Return the records that follow unaltered. Omit every picture.

-- Begin MATERIALS PROVIDED --

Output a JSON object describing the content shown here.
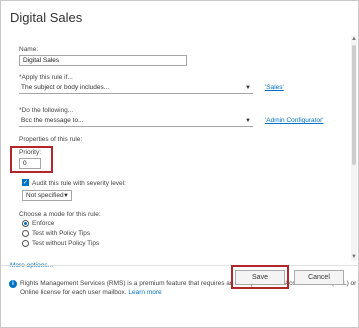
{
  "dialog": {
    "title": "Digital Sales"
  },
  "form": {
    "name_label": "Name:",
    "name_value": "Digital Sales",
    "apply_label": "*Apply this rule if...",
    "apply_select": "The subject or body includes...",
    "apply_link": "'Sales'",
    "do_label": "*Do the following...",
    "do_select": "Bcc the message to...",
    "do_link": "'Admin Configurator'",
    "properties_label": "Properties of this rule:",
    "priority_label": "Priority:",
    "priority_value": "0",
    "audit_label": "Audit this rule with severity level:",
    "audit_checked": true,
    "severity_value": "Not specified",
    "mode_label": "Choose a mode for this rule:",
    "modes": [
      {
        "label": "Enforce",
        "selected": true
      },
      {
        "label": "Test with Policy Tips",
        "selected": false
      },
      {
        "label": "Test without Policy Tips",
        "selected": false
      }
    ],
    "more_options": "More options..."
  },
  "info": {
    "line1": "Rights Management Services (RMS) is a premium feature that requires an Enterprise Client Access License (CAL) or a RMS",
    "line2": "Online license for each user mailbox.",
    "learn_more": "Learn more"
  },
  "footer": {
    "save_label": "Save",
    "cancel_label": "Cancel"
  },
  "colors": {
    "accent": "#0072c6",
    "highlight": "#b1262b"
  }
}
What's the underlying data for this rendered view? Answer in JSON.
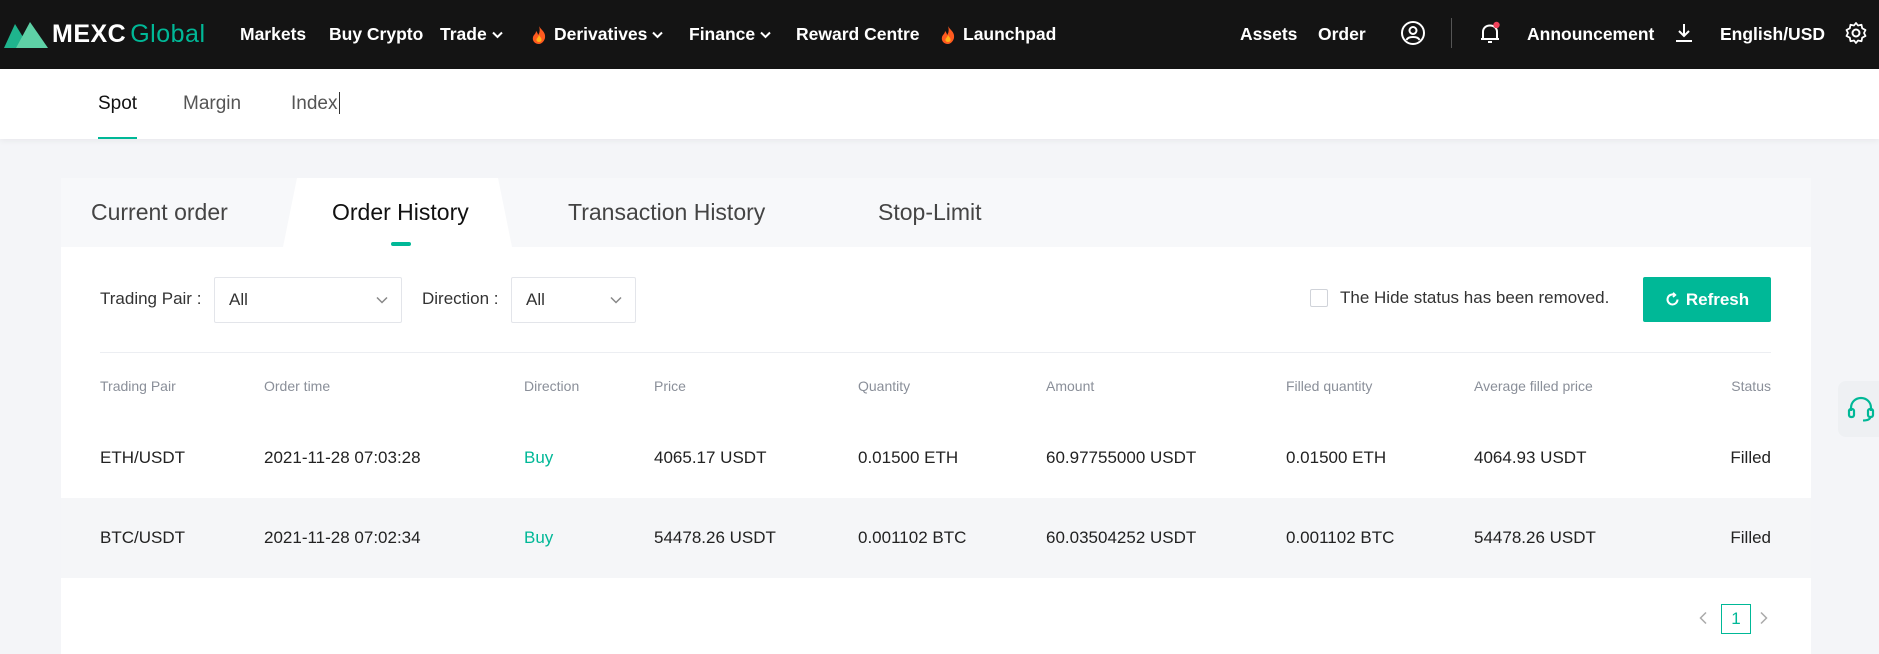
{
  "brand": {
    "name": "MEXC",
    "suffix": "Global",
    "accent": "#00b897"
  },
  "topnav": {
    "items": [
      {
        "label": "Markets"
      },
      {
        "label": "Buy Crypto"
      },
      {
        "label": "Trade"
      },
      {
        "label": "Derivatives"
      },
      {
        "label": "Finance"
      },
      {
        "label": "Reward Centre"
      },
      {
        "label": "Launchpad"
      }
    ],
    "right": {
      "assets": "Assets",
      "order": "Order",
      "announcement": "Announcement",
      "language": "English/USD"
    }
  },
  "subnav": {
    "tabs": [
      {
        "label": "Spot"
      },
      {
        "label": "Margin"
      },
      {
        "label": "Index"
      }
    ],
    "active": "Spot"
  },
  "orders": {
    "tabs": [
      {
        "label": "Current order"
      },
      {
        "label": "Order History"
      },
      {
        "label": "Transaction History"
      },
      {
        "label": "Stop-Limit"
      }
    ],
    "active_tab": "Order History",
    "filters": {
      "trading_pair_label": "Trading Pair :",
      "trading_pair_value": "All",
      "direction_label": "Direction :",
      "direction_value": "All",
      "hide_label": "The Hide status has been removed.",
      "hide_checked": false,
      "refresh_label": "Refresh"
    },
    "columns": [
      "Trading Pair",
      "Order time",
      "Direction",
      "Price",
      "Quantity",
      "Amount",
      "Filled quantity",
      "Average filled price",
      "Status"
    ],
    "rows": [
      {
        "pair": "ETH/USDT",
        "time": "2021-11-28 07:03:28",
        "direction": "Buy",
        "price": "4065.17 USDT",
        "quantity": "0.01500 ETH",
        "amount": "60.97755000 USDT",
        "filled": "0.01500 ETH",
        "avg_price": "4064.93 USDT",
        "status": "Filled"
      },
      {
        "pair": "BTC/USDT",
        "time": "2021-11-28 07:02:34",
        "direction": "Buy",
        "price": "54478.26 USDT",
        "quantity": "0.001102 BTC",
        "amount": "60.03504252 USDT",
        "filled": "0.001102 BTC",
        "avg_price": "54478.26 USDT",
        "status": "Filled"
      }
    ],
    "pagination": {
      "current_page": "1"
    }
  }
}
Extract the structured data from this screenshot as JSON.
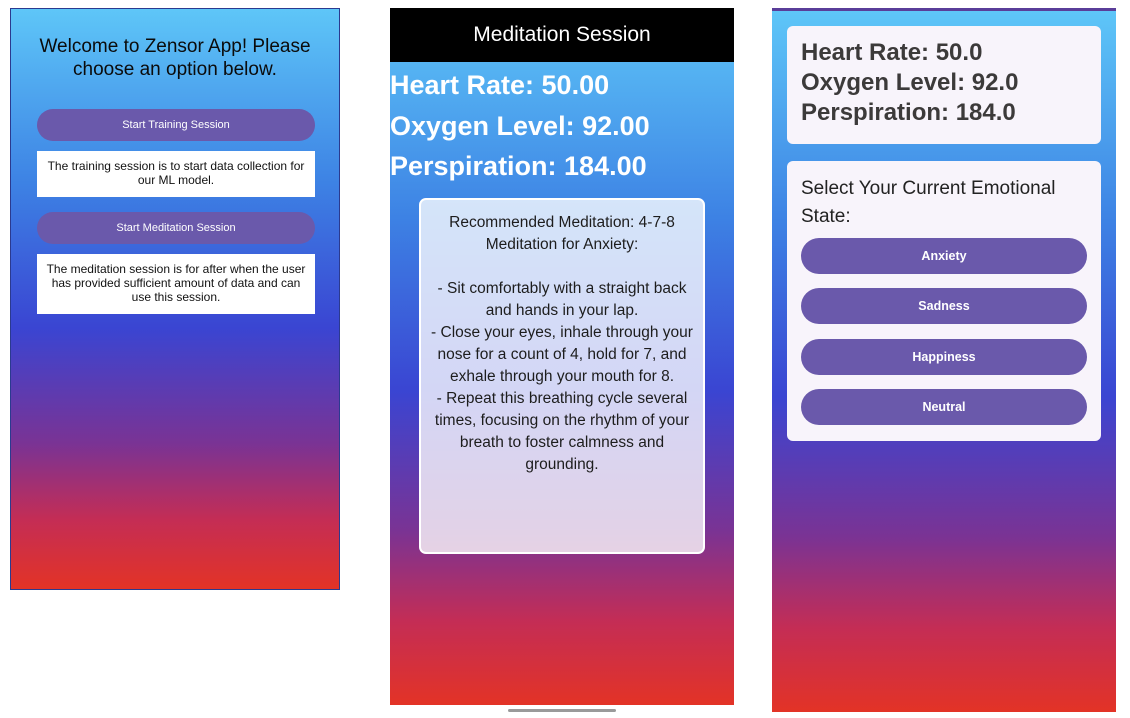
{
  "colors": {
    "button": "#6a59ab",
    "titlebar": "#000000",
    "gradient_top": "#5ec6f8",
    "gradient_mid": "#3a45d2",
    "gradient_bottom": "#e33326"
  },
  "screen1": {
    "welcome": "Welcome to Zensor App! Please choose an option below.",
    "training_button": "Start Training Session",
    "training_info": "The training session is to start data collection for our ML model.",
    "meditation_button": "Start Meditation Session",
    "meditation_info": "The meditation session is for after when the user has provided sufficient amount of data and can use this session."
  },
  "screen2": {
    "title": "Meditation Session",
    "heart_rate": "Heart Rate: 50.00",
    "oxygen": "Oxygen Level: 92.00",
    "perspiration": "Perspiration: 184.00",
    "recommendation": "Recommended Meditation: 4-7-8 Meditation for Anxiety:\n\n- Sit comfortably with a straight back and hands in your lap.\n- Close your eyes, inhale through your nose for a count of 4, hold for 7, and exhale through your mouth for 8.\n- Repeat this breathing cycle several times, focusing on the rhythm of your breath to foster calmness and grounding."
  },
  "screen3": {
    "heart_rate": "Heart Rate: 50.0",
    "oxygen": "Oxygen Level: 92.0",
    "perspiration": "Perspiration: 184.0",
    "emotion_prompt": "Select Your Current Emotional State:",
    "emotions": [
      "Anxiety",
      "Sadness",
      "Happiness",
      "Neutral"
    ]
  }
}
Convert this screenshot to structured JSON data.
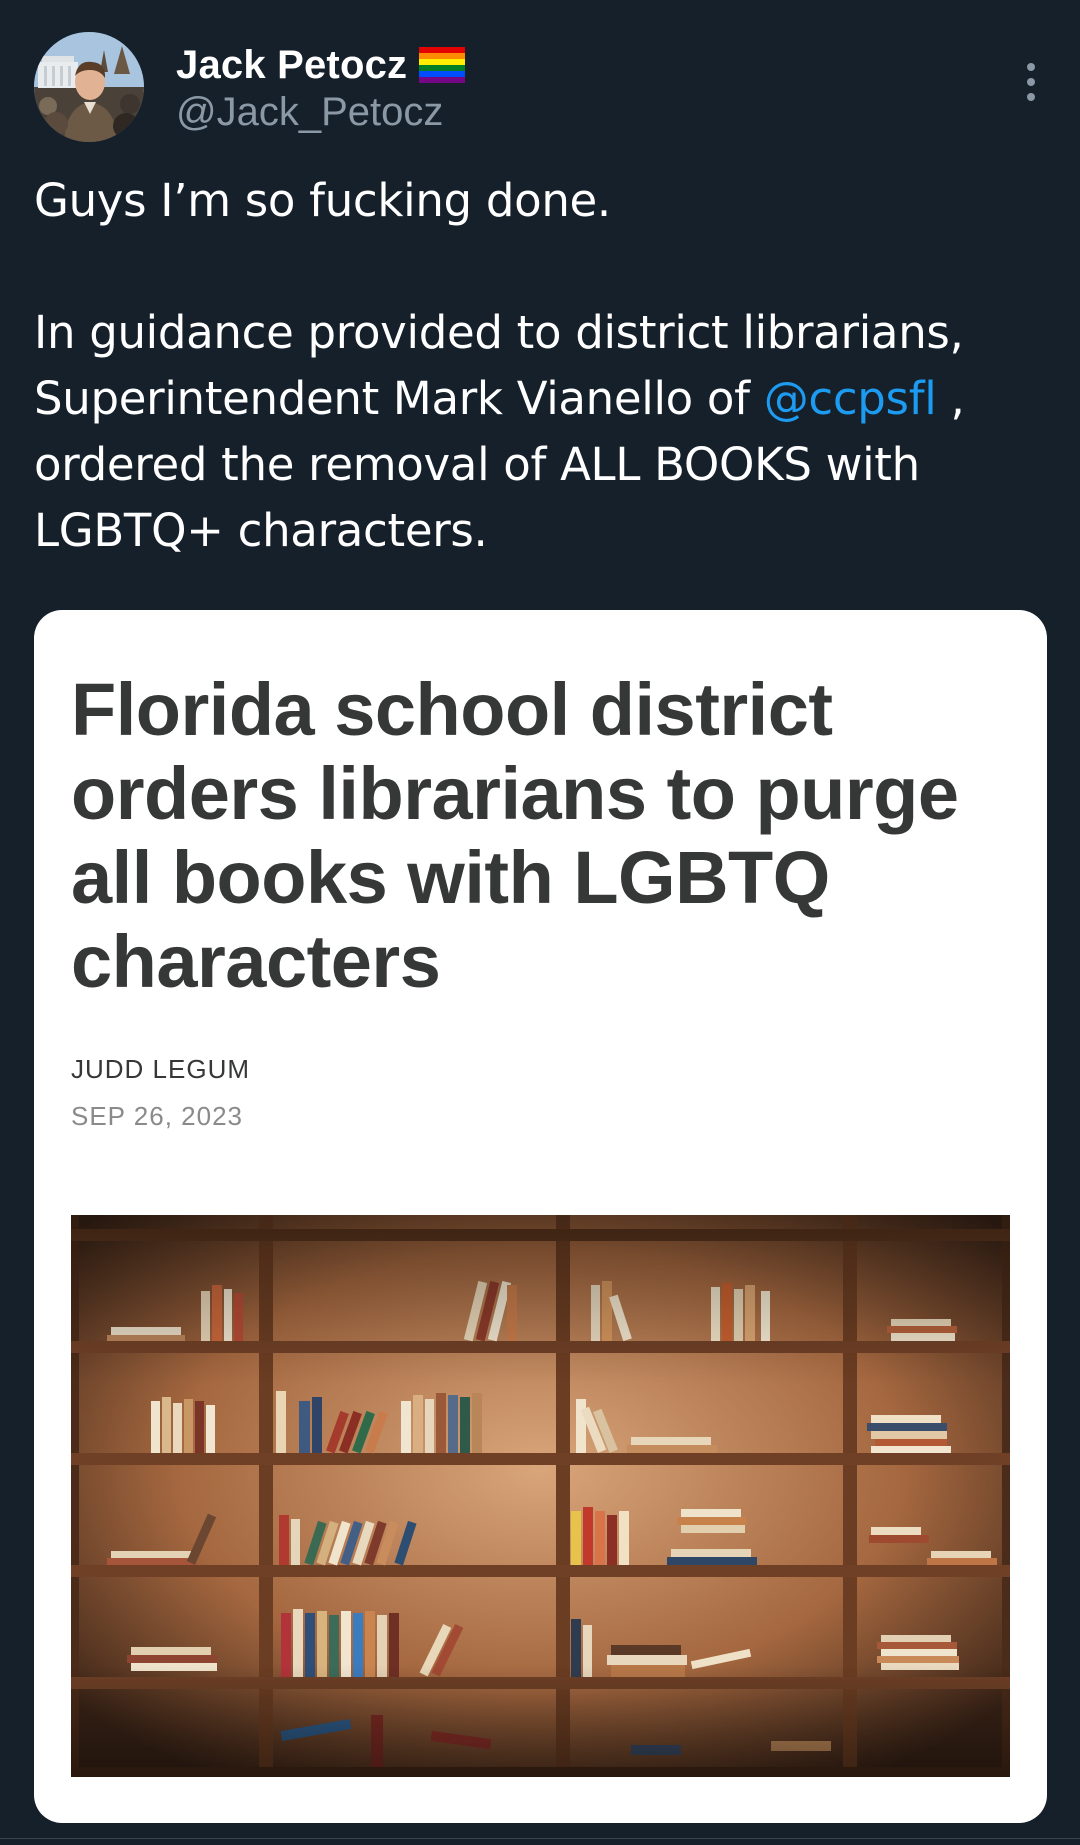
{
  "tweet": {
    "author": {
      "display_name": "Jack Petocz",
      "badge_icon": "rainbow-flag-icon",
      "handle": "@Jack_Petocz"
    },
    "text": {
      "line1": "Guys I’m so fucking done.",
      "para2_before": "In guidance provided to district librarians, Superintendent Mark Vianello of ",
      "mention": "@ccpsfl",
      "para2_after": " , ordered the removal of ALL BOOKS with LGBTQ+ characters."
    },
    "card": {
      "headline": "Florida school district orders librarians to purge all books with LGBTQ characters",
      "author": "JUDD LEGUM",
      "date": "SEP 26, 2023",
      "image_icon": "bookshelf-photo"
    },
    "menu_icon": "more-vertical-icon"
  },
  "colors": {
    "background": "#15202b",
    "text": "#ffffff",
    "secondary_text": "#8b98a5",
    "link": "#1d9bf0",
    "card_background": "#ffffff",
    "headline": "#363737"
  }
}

-- End MATERIALS PROVIDED --

• WRITTEN REPLY
Output a JSON object describing the content shown here.
{
  "dialog": {
    "title": "Digital Sales"
  },
  "form": {
    "name_label": "Name:",
    "name_value": "Digital Sales",
    "apply_label": "*Apply this rule if...",
    "apply_select": "The subject or body includes...",
    "apply_link": "'Sales'",
    "do_label": "*Do the following...",
    "do_select": "Bcc the message to...",
    "do_link": "'Admin Configurator'",
    "properties_label": "Properties of this rule:",
    "priority_label": "Priority:",
    "priority_value": "0",
    "audit_label": "Audit this rule with severity level:",
    "audit_checked": true,
    "severity_value": "Not specified",
    "mode_label": "Choose a mode for this rule:",
    "modes": [
      {
        "label": "Enforce",
        "selected": true
      },
      {
        "label": "Test with Policy Tips",
        "selected": false
      },
      {
        "label": "Test without Policy Tips",
        "selected": false
      }
    ],
    "more_options": "More options..."
  },
  "info": {
    "line1": "Rights Management Services (RMS) is a premium feature that requires an Enterprise Client Access License (CAL) or a RMS",
    "line2": "Online license for each user mailbox.",
    "learn_more": "Learn more"
  },
  "footer": {
    "save_label": "Save",
    "cancel_label": "Cancel"
  },
  "colors": {
    "accent": "#0072c6",
    "highlight": "#b1262b"
  }
}
What's the underlying data for this rendered view? Answer in JSON.
{
  "brand": {
    "name": "MEXC",
    "suffix": "Global",
    "accent": "#00b897"
  },
  "topnav": {
    "items": [
      {
        "label": "Markets"
      },
      {
        "label": "Buy Crypto"
      },
      {
        "label": "Trade"
      },
      {
        "label": "Derivatives"
      },
      {
        "label": "Finance"
      },
      {
        "label": "Reward Centre"
      },
      {
        "label": "Launchpad"
      }
    ],
    "right": {
      "assets": "Assets",
      "order": "Order",
      "announcement": "Announcement",
      "language": "English/USD"
    }
  },
  "subnav": {
    "tabs": [
      {
        "label": "Spot"
      },
      {
        "label": "Margin"
      },
      {
        "label": "Index"
      }
    ],
    "active": "Spot"
  },
  "orders": {
    "tabs": [
      {
        "label": "Current order"
      },
      {
        "label": "Order History"
      },
      {
        "label": "Transaction History"
      },
      {
        "label": "Stop-Limit"
      }
    ],
    "active_tab": "Order History",
    "filters": {
      "trading_pair_label": "Trading Pair :",
      "trading_pair_value": "All",
      "direction_label": "Direction :",
      "direction_value": "All",
      "hide_label": "The Hide status has been removed.",
      "hide_checked": false,
      "refresh_label": "Refresh"
    },
    "columns": [
      "Trading Pair",
      "Order time",
      "Direction",
      "Price",
      "Quantity",
      "Amount",
      "Filled quantity",
      "Average filled price",
      "Status"
    ],
    "rows": [
      {
        "pair": "ETH/USDT",
        "time": "2021-11-28 07:03:28",
        "direction": "Buy",
        "price": "4065.17 USDT",
        "quantity": "0.01500 ETH",
        "amount": "60.97755000 USDT",
        "filled": "0.01500 ETH",
        "avg_price": "4064.93 USDT",
        "status": "Filled"
      },
      {
        "pair": "BTC/USDT",
        "time": "2021-11-28 07:02:34",
        "direction": "Buy",
        "price": "54478.26 USDT",
        "quantity": "0.001102 BTC",
        "amount": "60.03504252 USDT",
        "filled": "0.001102 BTC",
        "avg_price": "54478.26 USDT",
        "status": "Filled"
      }
    ],
    "pagination": {
      "current_page": "1"
    }
  }
}
Extract the structured data from this screenshot as JSON.
{
  "colors": {
    "button": "#6a59ab",
    "titlebar": "#000000",
    "gradient_top": "#5ec6f8",
    "gradient_mid": "#3a45d2",
    "gradient_bottom": "#e33326"
  },
  "screen1": {
    "welcome": "Welcome to Zensor App! Please choose an option below.",
    "training_button": "Start Training Session",
    "training_info": "The training session is to start data collection for our ML model.",
    "meditation_button": "Start Meditation Session",
    "meditation_info": "The meditation session is for after when the user has provided sufficient amount of data and can use this session."
  },
  "screen2": {
    "title": "Meditation Session",
    "heart_rate": "Heart Rate: 50.00",
    "oxygen": "Oxygen Level: 92.00",
    "perspiration": "Perspiration: 184.00",
    "recommendation": "Recommended Meditation: 4-7-8 Meditation for Anxiety:\n\n- Sit comfortably with a straight back and hands in your lap.\n- Close your eyes, inhale through your nose for a count of 4, hold for 7, and exhale through your mouth for 8.\n- Repeat this breathing cycle several times, focusing on the rhythm of your breath to foster calmness and grounding."
  },
  "screen3": {
    "heart_rate": "Heart Rate: 50.0",
    "oxygen": "Oxygen Level: 92.0",
    "perspiration": "Perspiration: 184.0",
    "emotion_prompt": "Select Your Current Emotional State:",
    "emotions": [
      "Anxiety",
      "Sadness",
      "Happiness",
      "Neutral"
    ]
  }
}
Convert this screenshot to structured JSON data.
{
  "tweet": {
    "author": {
      "display_name": "Jack Petocz",
      "badge_icon": "rainbow-flag-icon",
      "handle": "@Jack_Petocz"
    },
    "text": {
      "line1": "Guys I’m so fucking done.",
      "para2_before": "In guidance provided to district librarians, Superintendent Mark Vianello of ",
      "mention": "@ccpsfl",
      "para2_after": " , ordered the removal of ALL BOOKS with LGBTQ+ characters."
    },
    "card": {
      "headline": "Florida school district orders librarians to purge all books with LGBTQ characters",
      "author": "JUDD LEGUM",
      "date": "SEP 26, 2023",
      "image_icon": "bookshelf-photo"
    },
    "menu_icon": "more-vertical-icon"
  },
  "colors": {
    "background": "#15202b",
    "text": "#ffffff",
    "secondary_text": "#8b98a5",
    "link": "#1d9bf0",
    "card_background": "#ffffff",
    "headline": "#363737"
  }
}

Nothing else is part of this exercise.